START Information given

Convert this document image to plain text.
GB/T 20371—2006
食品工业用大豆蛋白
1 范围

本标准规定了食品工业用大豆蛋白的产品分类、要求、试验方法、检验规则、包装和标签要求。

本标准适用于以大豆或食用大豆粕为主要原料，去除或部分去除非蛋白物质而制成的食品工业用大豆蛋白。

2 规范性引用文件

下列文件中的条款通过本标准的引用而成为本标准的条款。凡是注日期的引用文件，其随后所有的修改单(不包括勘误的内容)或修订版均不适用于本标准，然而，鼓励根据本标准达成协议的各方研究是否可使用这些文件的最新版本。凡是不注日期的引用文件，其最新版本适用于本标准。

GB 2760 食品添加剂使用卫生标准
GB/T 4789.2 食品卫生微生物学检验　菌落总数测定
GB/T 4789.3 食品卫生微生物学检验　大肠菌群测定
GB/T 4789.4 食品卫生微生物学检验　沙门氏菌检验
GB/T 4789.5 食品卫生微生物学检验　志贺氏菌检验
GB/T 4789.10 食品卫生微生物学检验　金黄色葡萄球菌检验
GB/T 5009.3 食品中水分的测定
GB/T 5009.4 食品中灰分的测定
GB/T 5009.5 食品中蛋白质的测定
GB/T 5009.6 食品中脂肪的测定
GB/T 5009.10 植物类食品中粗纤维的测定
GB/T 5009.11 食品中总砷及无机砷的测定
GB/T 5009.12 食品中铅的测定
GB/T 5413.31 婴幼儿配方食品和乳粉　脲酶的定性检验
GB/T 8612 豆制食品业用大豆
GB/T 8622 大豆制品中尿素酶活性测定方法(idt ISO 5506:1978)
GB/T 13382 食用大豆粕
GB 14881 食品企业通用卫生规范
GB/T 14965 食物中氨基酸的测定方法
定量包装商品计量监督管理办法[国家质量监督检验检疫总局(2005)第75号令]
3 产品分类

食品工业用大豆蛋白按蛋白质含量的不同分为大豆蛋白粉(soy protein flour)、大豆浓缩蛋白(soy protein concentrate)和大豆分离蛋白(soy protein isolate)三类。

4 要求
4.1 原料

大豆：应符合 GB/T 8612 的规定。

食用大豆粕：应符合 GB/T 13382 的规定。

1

END Information given
START Information given

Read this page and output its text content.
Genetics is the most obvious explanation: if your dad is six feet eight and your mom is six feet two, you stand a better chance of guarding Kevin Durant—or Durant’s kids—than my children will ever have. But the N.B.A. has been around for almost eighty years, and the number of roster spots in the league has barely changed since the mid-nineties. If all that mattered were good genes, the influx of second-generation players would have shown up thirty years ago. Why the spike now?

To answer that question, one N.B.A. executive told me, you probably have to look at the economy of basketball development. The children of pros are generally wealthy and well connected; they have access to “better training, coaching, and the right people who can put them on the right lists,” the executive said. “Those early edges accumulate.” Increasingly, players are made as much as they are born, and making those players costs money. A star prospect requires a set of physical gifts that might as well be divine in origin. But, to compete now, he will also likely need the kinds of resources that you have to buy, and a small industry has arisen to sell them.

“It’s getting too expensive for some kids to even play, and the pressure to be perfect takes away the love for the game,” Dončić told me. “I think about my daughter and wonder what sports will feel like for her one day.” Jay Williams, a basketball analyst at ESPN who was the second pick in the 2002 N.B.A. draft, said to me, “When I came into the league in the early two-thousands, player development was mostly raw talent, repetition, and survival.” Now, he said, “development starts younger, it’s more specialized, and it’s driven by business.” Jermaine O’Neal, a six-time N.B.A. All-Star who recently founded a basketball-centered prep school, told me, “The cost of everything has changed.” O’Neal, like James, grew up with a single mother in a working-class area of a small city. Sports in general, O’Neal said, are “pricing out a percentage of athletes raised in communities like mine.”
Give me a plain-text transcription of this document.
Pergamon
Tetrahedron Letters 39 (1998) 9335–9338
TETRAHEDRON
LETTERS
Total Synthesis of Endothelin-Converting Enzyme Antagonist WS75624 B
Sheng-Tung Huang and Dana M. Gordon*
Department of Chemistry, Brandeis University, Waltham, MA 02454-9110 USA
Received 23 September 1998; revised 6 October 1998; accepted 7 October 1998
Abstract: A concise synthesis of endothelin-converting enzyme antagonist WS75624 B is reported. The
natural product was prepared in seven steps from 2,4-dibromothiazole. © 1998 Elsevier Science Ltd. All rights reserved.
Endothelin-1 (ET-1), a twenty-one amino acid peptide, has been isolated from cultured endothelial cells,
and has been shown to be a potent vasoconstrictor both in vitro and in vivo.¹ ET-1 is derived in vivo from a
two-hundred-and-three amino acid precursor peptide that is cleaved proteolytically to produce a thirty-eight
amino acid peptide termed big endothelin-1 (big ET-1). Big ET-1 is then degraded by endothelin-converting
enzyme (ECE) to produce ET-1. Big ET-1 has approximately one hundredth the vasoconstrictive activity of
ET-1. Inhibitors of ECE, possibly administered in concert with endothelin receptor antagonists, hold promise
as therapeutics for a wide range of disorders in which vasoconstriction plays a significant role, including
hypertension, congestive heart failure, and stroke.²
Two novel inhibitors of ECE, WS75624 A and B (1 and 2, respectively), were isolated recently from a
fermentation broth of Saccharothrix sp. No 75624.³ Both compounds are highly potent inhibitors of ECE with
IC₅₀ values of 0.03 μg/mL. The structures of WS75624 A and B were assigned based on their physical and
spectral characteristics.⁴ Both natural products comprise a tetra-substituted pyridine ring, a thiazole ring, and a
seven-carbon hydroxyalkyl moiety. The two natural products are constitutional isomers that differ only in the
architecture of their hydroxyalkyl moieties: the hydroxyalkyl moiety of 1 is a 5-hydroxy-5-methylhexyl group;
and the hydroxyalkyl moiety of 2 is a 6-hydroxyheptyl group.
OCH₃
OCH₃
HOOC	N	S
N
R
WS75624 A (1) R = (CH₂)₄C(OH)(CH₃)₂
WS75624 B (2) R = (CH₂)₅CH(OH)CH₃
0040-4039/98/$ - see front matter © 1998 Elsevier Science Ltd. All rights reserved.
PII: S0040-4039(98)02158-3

END Information given

** Exercise goal **
Look through the material above and work out how many of its lines contain "shown". State the number only.

** Result of the exercise **
2